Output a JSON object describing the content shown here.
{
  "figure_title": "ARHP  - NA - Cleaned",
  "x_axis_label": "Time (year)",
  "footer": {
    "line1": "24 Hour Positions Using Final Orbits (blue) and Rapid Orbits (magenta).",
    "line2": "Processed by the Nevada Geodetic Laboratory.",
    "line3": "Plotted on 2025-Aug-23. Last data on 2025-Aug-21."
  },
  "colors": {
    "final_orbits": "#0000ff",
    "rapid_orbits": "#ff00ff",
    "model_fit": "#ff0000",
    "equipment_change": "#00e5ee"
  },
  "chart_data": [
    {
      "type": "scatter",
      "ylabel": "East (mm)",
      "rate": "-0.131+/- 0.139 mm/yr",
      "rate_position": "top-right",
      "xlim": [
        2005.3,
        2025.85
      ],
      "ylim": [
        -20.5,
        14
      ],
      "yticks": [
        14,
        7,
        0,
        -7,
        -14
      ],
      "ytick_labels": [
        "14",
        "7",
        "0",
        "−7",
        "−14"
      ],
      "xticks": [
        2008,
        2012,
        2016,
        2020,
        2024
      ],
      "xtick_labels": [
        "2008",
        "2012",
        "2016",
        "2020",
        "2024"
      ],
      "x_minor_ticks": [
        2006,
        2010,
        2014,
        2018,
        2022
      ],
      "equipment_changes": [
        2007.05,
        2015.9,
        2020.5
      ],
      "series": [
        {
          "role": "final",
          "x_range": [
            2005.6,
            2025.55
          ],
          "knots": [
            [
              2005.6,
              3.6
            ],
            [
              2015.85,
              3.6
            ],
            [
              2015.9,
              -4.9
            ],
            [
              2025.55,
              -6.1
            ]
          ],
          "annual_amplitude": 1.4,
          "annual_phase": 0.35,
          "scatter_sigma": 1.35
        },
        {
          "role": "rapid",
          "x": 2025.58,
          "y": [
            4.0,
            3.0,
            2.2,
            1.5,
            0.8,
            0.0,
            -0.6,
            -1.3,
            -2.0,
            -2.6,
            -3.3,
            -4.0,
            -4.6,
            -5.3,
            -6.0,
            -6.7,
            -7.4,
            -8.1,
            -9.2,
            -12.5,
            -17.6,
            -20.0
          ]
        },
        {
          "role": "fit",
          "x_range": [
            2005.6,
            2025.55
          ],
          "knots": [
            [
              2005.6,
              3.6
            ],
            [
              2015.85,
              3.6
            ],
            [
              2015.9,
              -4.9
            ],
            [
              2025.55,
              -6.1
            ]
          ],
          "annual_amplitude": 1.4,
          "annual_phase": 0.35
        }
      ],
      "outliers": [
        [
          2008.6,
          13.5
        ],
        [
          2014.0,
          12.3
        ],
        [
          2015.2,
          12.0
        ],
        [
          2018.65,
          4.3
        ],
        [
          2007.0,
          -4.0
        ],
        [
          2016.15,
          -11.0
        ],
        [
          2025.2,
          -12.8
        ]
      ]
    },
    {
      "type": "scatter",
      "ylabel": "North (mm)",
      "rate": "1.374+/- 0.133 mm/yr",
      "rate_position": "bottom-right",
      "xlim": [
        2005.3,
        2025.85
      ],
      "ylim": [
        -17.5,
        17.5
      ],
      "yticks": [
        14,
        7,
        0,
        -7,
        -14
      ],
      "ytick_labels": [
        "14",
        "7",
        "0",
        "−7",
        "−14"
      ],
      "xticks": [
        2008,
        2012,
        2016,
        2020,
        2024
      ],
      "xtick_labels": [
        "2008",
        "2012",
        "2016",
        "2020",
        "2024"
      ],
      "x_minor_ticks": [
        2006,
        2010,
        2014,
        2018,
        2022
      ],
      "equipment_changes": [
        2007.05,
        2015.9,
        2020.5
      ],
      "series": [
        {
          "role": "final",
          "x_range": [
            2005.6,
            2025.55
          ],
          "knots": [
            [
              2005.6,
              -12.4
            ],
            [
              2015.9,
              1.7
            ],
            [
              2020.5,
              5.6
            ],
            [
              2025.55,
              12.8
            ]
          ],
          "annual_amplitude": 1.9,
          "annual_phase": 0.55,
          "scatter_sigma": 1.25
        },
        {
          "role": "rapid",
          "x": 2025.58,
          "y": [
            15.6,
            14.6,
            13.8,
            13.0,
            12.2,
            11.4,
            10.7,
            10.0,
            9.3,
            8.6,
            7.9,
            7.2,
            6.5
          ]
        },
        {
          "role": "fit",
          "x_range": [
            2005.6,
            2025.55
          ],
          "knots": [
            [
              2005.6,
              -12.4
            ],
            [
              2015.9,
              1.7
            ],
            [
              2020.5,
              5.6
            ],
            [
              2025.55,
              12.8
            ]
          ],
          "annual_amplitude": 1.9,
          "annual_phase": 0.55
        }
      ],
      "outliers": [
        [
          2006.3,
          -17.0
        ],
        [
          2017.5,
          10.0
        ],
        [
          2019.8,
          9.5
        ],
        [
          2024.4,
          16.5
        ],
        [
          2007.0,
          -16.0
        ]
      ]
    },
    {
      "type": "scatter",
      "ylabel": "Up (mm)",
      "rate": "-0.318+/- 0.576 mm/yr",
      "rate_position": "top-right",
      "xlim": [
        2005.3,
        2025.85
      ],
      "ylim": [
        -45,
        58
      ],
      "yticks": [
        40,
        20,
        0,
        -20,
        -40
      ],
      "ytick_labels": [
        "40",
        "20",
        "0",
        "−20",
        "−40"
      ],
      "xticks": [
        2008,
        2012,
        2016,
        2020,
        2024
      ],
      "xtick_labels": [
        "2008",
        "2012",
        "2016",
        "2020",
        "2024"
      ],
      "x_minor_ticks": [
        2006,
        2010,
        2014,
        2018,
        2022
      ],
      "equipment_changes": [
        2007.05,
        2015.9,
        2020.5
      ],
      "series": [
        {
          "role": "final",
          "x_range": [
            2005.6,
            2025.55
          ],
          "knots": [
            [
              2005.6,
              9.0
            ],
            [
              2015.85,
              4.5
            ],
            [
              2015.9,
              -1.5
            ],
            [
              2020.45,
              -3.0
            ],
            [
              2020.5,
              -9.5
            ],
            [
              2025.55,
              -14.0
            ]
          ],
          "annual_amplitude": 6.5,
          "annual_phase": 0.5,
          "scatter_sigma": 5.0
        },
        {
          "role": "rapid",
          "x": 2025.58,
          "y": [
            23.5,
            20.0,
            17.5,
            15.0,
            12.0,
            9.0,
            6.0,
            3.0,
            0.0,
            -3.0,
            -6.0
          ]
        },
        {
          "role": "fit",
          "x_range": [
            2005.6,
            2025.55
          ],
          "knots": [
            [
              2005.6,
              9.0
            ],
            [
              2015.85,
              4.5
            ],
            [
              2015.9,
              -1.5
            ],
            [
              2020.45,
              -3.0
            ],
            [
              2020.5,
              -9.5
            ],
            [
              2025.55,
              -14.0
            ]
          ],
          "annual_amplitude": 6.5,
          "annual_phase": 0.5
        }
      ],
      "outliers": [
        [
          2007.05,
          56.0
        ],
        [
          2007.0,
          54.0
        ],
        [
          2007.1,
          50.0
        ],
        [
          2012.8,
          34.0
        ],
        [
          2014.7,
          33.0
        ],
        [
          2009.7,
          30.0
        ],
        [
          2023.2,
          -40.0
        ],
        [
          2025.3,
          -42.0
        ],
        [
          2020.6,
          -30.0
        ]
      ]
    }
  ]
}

....

• Short exercise: All entries must be repeated verbatim.

• Task answer:
Output a JSON object describing the content shown here.
{
  "figure_title": "ARHP  - NA - Cleaned",
  "x_axis_label": "Time (year)",
  "footer": {
    "line1": "24 Hour Positions Using Final Orbits (blue) and Rapid Orbits (magenta).",
    "line2": "Processed by the Nevada Geodetic Laboratory.",
    "line3": "Plotted on 2025-Aug-23. Last data on 2025-Aug-21."
  },
  "colors": {
    "final_orbits": "#0000ff",
    "rapid_orbits": "#ff00ff",
    "model_fit": "#ff0000",
    "equipment_change": "#00e5ee"
  },
  "chart_data": [
    {
      "type": "scatter",
      "ylabel": "East (mm)",
      "rate": "-0.131+/- 0.139 mm/yr",
      "rate_position": "top-right",
      "xlim": [
        2005.3,
        2025.85
      ],
      "ylim": [
        -20.5,
        14
      ],
      "yticks": [
        14,
        7,
        0,
        -7,
        -14
      ],
      "ytick_labels": [
        "14",
        "7",
        "0",
        "−7",
        "−14"
      ],
      "xticks": [
        2008,
        2012,
        2016,
        2020,
        2024
      ],
      "xtick_labels": [
        "2008",
        "2012",
        "2016",
        "2020",
        "2024"
      ],
      "x_minor_ticks": [
        2006,
        2010,
        2014,
        2018,
        2022
      ],
      "equipment_changes": [
        2007.05,
        2015.9,
        2020.5
      ],
      "series": [
        {
          "role": "final",
          "x_range": [
            2005.6,
            2025.55
          ],
          "knots": [
            [
              2005.6,
              3.6
            ],
            [
              2015.85,
              3.6
            ],
            [
              2015.9,
              -4.9
            ],
            [
              2025.55,
              -6.1
            ]
          ],
          "annual_amplitude": 1.4,
          "annual_phase": 0.35,
          "scatter_sigma": 1.35
        },
        {
          "role": "rapid",
          "x": 2025.58,
          "y": [
            4.0,
            3.0,
            2.2,
            1.5,
            0.8,
            0.0,
            -0.6,
            -1.3,
            -2.0,
            -2.6,
            -3.3,
            -4.0,
            -4.6,
            -5.3,
            -6.0,
            -6.7,
            -7.4,
            -8.1,
            -9.2,
            -12.5,
            -17.6,
            -20.0
          ]
        },
        {
          "role": "fit",
          "x_range": [
            2005.6,
            2025.55
          ],
          "knots": [
            [
              2005.6,
              3.6
            ],
            [
              2015.85,
              3.6
            ],
            [
              2015.9,
              -4.9
            ],
            [
              2025.55,
              -6.1
            ]
          ],
          "annual_amplitude": 1.4,
          "annual_phase": 0.35
        }
      ],
      "outliers": [
        [
          2008.6,
          13.5
        ],
        [
          2014.0,
          12.3
        ],
        [
          2015.2,
          12.0
        ],
        [
          2018.65,
          4.3
        ],
        [
          2007.0,
          -4.0
        ],
        [
          2016.15,
          -11.0
        ],
        [
          2025.2,
          -12.8
        ]
      ]
    },
    {
      "type": "scatter",
      "ylabel": "North (mm)",
      "rate": "1.374+/- 0.133 mm/yr",
      "rate_position": "bottom-right",
      "xlim": [
        2005.3,
        2025.85
      ],
      "ylim": [
        -17.5,
        17.5
      ],
      "yticks": [
        14,
        7,
        0,
        -7,
        -14
      ],
      "ytick_labels": [
        "14",
        "7",
        "0",
        "−7",
        "−14"
      ],
      "xticks": [
        2008,
        2012,
        2016,
        2020,
        2024
      ],
      "xtick_labels": [
        "2008",
        "2012",
        "2016",
        "2020",
        "2024"
      ],
      "x_minor_ticks": [
        2006,
        2010,
        2014,
        2018,
        2022
      ],
      "equipment_changes": [
        2007.05,
        2015.9,
        2020.5
      ],
      "series": [
        {
          "role": "final",
          "x_range": [
            2005.6,
            2025.55
          ],
          "knots": [
            [
              2005.6,
              -12.4
            ],
            [
              2015.9,
              1.7
            ],
            [
              2020.5,
              5.6
            ],
            [
              2025.55,
              12.8
            ]
          ],
          "annual_amplitude": 1.9,
          "annual_phase": 0.55,
          "scatter_sigma": 1.25
        },
        {
          "role": "rapid",
          "x": 2025.58,
          "y": [
            15.6,
            14.6,
            13.8,
            13.0,
            12.2,
            11.4,
            10.7,
            10.0,
            9.3,
            8.6,
            7.9,
            7.2,
            6.5
          ]
        },
        {
          "role": "fit",
          "x_range": [
            2005.6,
            2025.55
          ],
          "knots": [
            [
              2005.6,
              -12.4
            ],
            [
              2015.9,
              1.7
            ],
            [
              2020.5,
              5.6
            ],
            [
              2025.55,
              12.8
            ]
          ],
          "annual_amplitude": 1.9,
          "annual_phase": 0.55
        }
      ],
      "outliers": [
        [
          2006.3,
          -17.0
        ],
        [
          2017.5,
          10.0
        ],
        [
          2019.8,
          9.5
        ],
        [
          2024.4,
          16.5
        ],
        [
          2007.0,
          -16.0
        ]
      ]
    },
    {
      "type": "scatter",
      "ylabel": "Up (mm)",
      "rate": "-0.318+/- 0.576 mm/yr",
      "rate_position": "top-right",
      "xlim": [
        2005.3,
        2025.85
      ],
      "ylim": [
        -45,
        58
      ],
      "yticks": [
        40,
        20,
        0,
        -20,
        -40
      ],
      "ytick_labels": [
        "40",
        "20",
        "0",
        "−20",
        "−40"
      ],
      "xticks": [
        2008,
        2012,
        2016,
        2020,
        2024
      ],
      "xtick_labels": [
        "2008",
        "2012",
        "2016",
        "2020",
        "2024"
      ],
      "x_minor_ticks": [
        2006,
        2010,
        2014,
        2018,
        2022
      ],
      "equipment_changes": [
        2007.05,
        2015.9,
        2020.5
      ],
      "series": [
        {
          "role": "final",
          "x_range": [
            2005.6,
            2025.55
          ],
          "knots": [
            [
              2005.6,
              9.0
            ],
            [
              2015.85,
              4.5
            ],
            [
              2015.9,
              -1.5
            ],
            [
              2020.45,
              -3.0
            ],
            [
              2020.5,
              -9.5
            ],
            [
              2025.55,
              -14.0
            ]
          ],
          "annual_amplitude": 6.5,
          "annual_phase": 0.5,
          "scatter_sigma": 5.0
        },
        {
          "role": "rapid",
          "x": 2025.58,
          "y": [
            23.5,
            20.0,
            17.5,
            15.0,
            12.0,
            9.0,
            6.0,
            3.0,
            0.0,
            -3.0,
            -6.0
          ]
        },
        {
          "role": "fit",
          "x_range": [
            2005.6,
            2025.55
          ],
          "knots": [
            [
              2005.6,
              9.0
            ],
            [
              2015.85,
              4.5
            ],
            [
              2015.9,
              -1.5
            ],
            [
              2020.45,
              -3.0
            ],
            [
              2020.5,
              -9.5
            ],
            [
              2025.55,
              -14.0
            ]
          ],
          "annual_amplitude": 6.5,
          "annual_phase": 0.5
        }
      ],
      "outliers": [
        [
          2007.05,
          56.0
        ],
        [
          2007.0,
          54.0
        ],
        [
          2007.1,
          50.0
        ],
        [
          2012.8,
          34.0
        ],
        [
          2014.7,
          33.0
        ],
        [
          2009.7,
          30.0
        ],
        [
          2023.2,
          -40.0
        ],
        [
          2025.3,
          -42.0
        ],
        [
          2020.6,
          -30.0
        ]
      ]
    }
  ]
}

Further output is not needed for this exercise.